** START Records for the exercise **
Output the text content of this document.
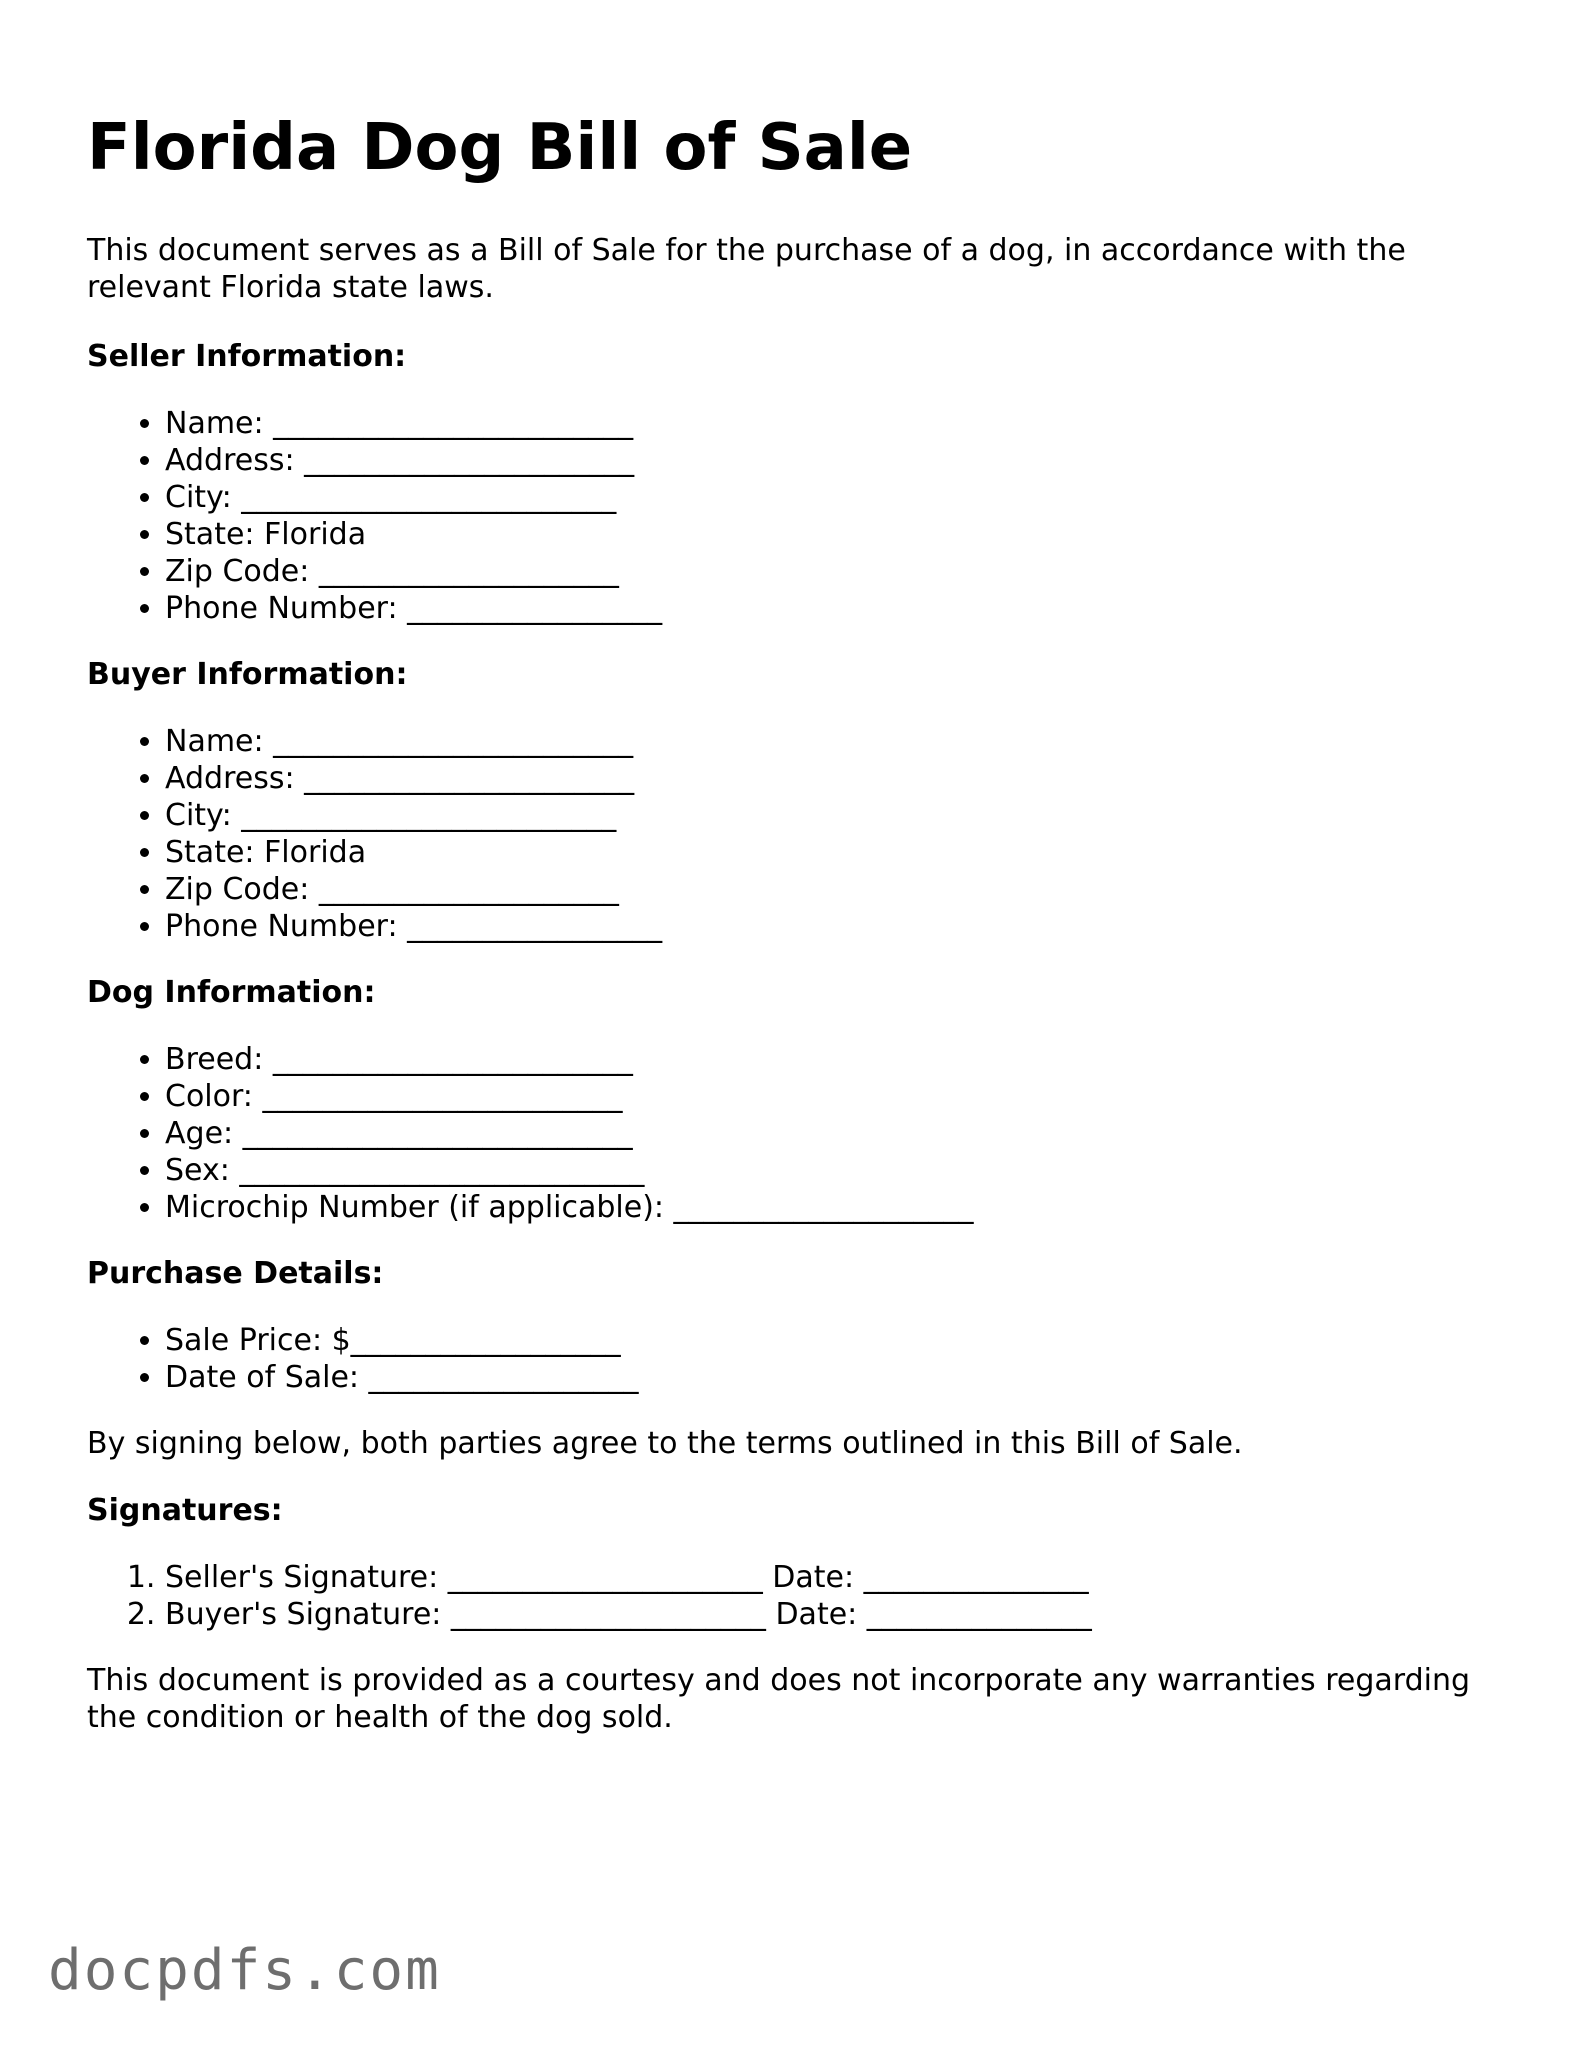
Florida Dog Bill of Sale

This document serves as a Bill of Sale for the purchase of a dog, in accordance with the relevant Florida state laws.

Seller Information:
• Name: ________________________
• Address: ______________________
• City: _________________________
• State: Florida
• Zip Code: ____________________
• Phone Number: _________________
Buyer Information:
• Name: ________________________
• Address: ______________________
• City: _________________________
• State: Florida
• Zip Code: ____________________
• Phone Number: _________________
Dog Information:
• Breed: ________________________
• Color: ________________________
• Age: __________________________
• Sex: ___________________________
• Microchip Number (if applicable): ____________________
Purchase Details:
• Sale Price: $__________________
• Date of Sale: __________________

By signing below, both parties agree to the terms outlined in this Bill of Sale.

Signatures:
1. Seller's Signature: _____________________ Date: _______________
2. Buyer's Signature: _____________________ Date: _______________

This document is provided as a courtesy and does not incorporate any warranties regarding the condition or health of the dog sold.

docpdfs.com
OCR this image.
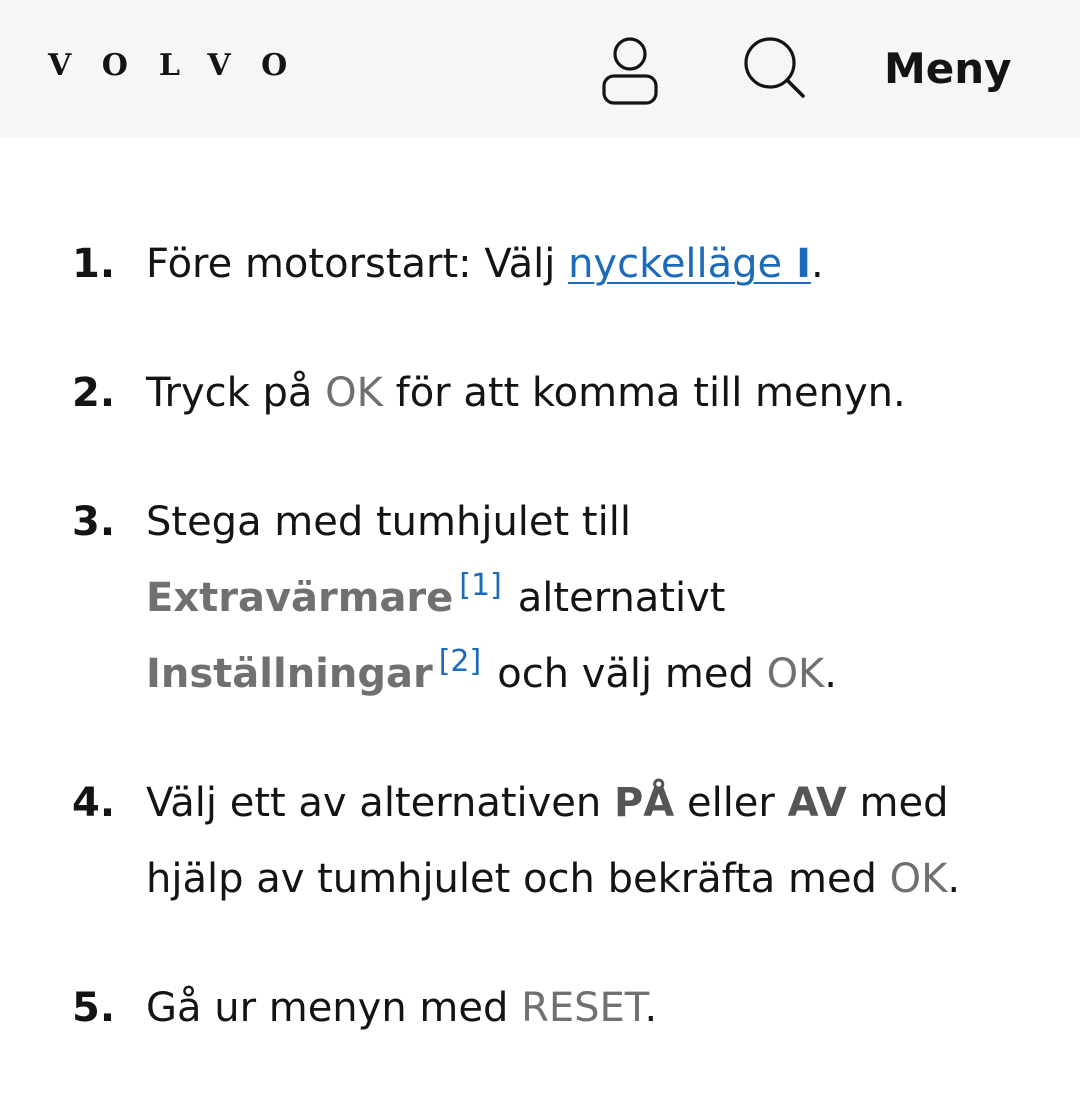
VOLVO	Meny
1. Före motorstart: Välj nyckelläge I.
2. Tryck på OK för att komma till menyn.
3. Stega med tumhjulet till
Extravärmare [1] alternativt
Inställningar [2] och välj med OK.
4. Välj ett av alternativen PÅ eller AV med hjälp av tumhjulet och bekräfta med OK.
5. Gå ur menyn med RESET.
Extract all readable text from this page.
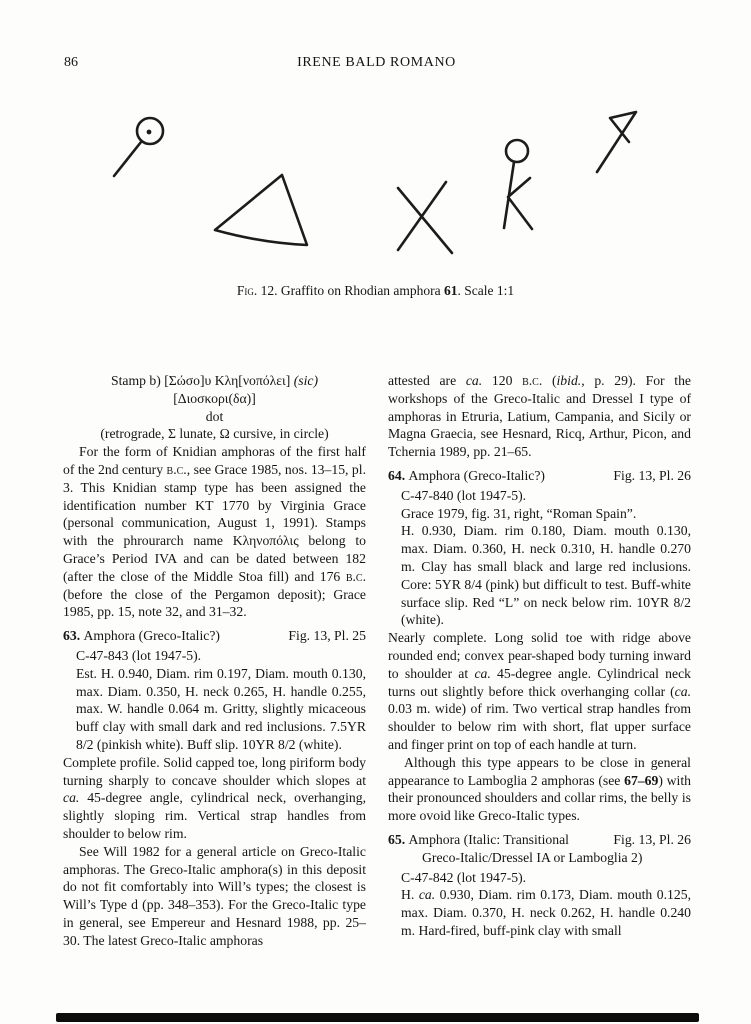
86	IRENE BALD ROMANO
Fig. 12. Graffito on Rhodian amphora 61. Scale 1:1
Stamp b) [Σώσο]υ Κλη[νοπόλει] (sic)
[Διοσκορι(δα)]
dot
(retrograde, Σ lunate, Ω cursive, in circle)

For the form of Knidian amphoras of the first half of the 2nd century b.c., see Grace 1985, nos. 13–15, pl. 3. This Knidian stamp type has been assigned the identification number KT 1770 by Virginia Grace (personal communication, August 1, 1991). Stamps with the phrourarch name Κληνοπόλις belong to Grace’s Period IVA and can be dated between 182 (after the close of the Middle Stoa fill) and 176 b.c. (before the close of the Pergamon deposit); Grace 1985, pp. 15, note 32, and 31–32.

63. Amphora (Greco-Italic?)	Fig. 13, Pl. 25

C-47-843 (lot 1947-5).

Est. H. 0.940, Diam. rim 0.197, Diam. mouth 0.130, max. Diam. 0.350, H. neck 0.265, H. handle 0.255, max. W. handle 0.064 m. Gritty, slightly micaceous buff clay with small dark and red inclusions. 7.5YR 8/2 (pinkish white). Buff slip. 10YR 8/2 (white).

Complete profile. Solid capped toe, long piriform body turning sharply to concave shoulder which slopes at ca. 45-degree angle, cylindrical neck, overhanging, slightly sloping rim. Vertical strap handles from shoulder to below rim.

See Will 1982 for a general article on Greco-Italic amphoras. The Greco-Italic amphora(s) in this deposit do not fit comfortably into Will’s types; the closest is Will’s Type d (pp. 348–353). For the Greco-Italic type in general, see Empereur and Hesnard 1988, pp. 25–30. The latest Greco-Italic amphoras

attested are ca. 120 b.c. (ibid., p. 29). For the workshops of the Greco-Italic and Dressel I type of amphoras in Etruria, Latium, Campania, and Sicily or Magna Graecia, see Hesnard, Ricq, Arthur, Picon, and Tchernia 1989, pp. 21–65.

64. Amphora (Greco-Italic?)	Fig. 13, Pl. 26

C-47-840 (lot 1947-5).

Grace 1979, fig. 31, right, “Roman Spain”.

H. 0.930, Diam. rim 0.180, Diam. mouth 0.130, max. Diam. 0.360, H. neck 0.310, H. handle 0.270 m. Clay has small black and large red inclusions. Core: 5YR 8/4 (pink) but difficult to test. Buff-white surface slip. Red “L” on neck below rim. 10YR 8/2 (white).

Nearly complete. Long solid toe with ridge above rounded end; convex pear-shaped body turning inward to shoulder at ca. 45-degree angle. Cylindrical neck turns out slightly before thick overhanging collar (ca. 0.03 m. wide) of rim. Two vertical strap handles from shoulder to below rim with short, flat upper surface and finger print on top of each handle at turn.

Although this type appears to be close in general appearance to Lamboglia 2 amphoras (see 67–69) with their pronounced shoulders and collar rims, the belly is more ovoid like Greco-Italic types.

65. Amphora (Italic: Transitional	Fig. 13, Pl. 26
Greco-Italic/Dressel IA or Lamboglia 2)

C-47-842 (lot 1947-5).

H. ca. 0.930, Diam. rim 0.173, Diam. mouth 0.125, max. Diam. 0.370, H. neck 0.262, H. handle 0.240 m. Hard-fired, buff-pink clay with small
** END Records for the exercise **
◆ Your task
Reproduce all of the data exactly, omitting each picture it holds.

◆ Full answer
Output the text content of this document.
Florida Dog Bill of Sale

This document serves as a Bill of Sale for the purchase of a dog, in accordance with the relevant Florida state laws.

Seller Information:
• Name: ________________________
• Address: ______________________
• City: _________________________
• State: Florida
• Zip Code: ____________________
• Phone Number: _________________
Buyer Information:
• Name: ________________________
• Address: ______________________
• City: _________________________
• State: Florida
• Zip Code: ____________________
• Phone Number: _________________
Dog Information:
• Breed: ________________________
• Color: ________________________
• Age: __________________________
• Sex: ___________________________
• Microchip Number (if applicable): ____________________
Purchase Details:
• Sale Price: $__________________
• Date of Sale: __________________

By signing below, both parties agree to the terms outlined in this Bill of Sale.

Signatures:
1. Seller's Signature: _____________________ Date: _______________
2. Buyer's Signature: _____________________ Date: _______________

This document is provided as a courtesy and does not incorporate any warranties regarding the condition or health of the dog sold.

docpdfs.com
OCR this image.
VOLVO	Meny
1. Före motorstart: Välj nyckelläge I.
2. Tryck på OK för att komma till menyn.
3. Stega med tumhjulet till
Extravärmare [1] alternativt
Inställningar [2] och välj med OK.
4. Välj ett av alternativen PÅ eller AV med hjälp av tumhjulet och bekräfta med OK.
5. Gå ur menyn med RESET.
Extract all readable text from this page.
86	IRENE BALD ROMANO
Fig. 12. Graffito on Rhodian amphora 61. Scale 1:1
Stamp b) [Σώσο]υ Κλη[νοπόλει] (sic)
[Διοσκορι(δα)]
dot
(retrograde, Σ lunate, Ω cursive, in circle)

For the form of Knidian amphoras of the first half of the 2nd century b.c., see Grace 1985, nos. 13–15, pl. 3. This Knidian stamp type has been assigned the identification number KT 1770 by Virginia Grace (personal communication, August 1, 1991). Stamps with the phrourarch name Κληνοπόλις belong to Grace’s Period IVA and can be dated between 182 (after the close of the Middle Stoa fill) and 176 b.c. (before the close of the Pergamon deposit); Grace 1985, pp. 15, note 32, and 31–32.

63. Amphora (Greco-Italic?)	Fig. 13, Pl. 25

C-47-843 (lot 1947-5).

Est. H. 0.940, Diam. rim 0.197, Diam. mouth 0.130, max. Diam. 0.350, H. neck 0.265, H. handle 0.255, max. W. handle 0.064 m. Gritty, slightly micaceous buff clay with small dark and red inclusions. 7.5YR 8/2 (pinkish white). Buff slip. 10YR 8/2 (white).

Complete profile. Solid capped toe, long piriform body turning sharply to concave shoulder which slopes at ca. 45-degree angle, cylindrical neck, overhanging, slightly sloping rim. Vertical strap handles from shoulder to below rim.

See Will 1982 for a general article on Greco-Italic amphoras. The Greco-Italic amphora(s) in this deposit do not fit comfortably into Will’s types; the closest is Will’s Type d (pp. 348–353). For the Greco-Italic type in general, see Empereur and Hesnard 1988, pp. 25–30. The latest Greco-Italic amphoras

attested are ca. 120 b.c. (ibid., p. 29). For the workshops of the Greco-Italic and Dressel I type of amphoras in Etruria, Latium, Campania, and Sicily or Magna Graecia, see Hesnard, Ricq, Arthur, Picon, and Tchernia 1989, pp. 21–65.

64. Amphora (Greco-Italic?)	Fig. 13, Pl. 26

C-47-840 (lot 1947-5).

Grace 1979, fig. 31, right, “Roman Spain”.

H. 0.930, Diam. rim 0.180, Diam. mouth 0.130, max. Diam. 0.360, H. neck 0.310, H. handle 0.270 m. Clay has small black and large red inclusions. Core: 5YR 8/4 (pink) but difficult to test. Buff-white surface slip. Red “L” on neck below rim. 10YR 8/2 (white).

Nearly complete. Long solid toe with ridge above rounded end; convex pear-shaped body turning inward to shoulder at ca. 45-degree angle. Cylindrical neck turns out slightly before thick overhanging collar (ca. 0.03 m. wide) of rim. Two vertical strap handles from shoulder to below rim with short, flat upper surface and finger print on top of each handle at turn.

Although this type appears to be close in general appearance to Lamboglia 2 amphoras (see 67–69) with their pronounced shoulders and collar rims, the belly is more ovoid like Greco-Italic types.

65. Amphora (Italic: Transitional	Fig. 13, Pl. 26
Greco-Italic/Dressel IA or Lamboglia 2)

C-47-842 (lot 1947-5).

H. ca. 0.930, Diam. rim 0.173, Diam. mouth 0.125, max. Diam. 0.370, H. neck 0.262, H. handle 0.240 m. Hard-fired, buff-pink clay with small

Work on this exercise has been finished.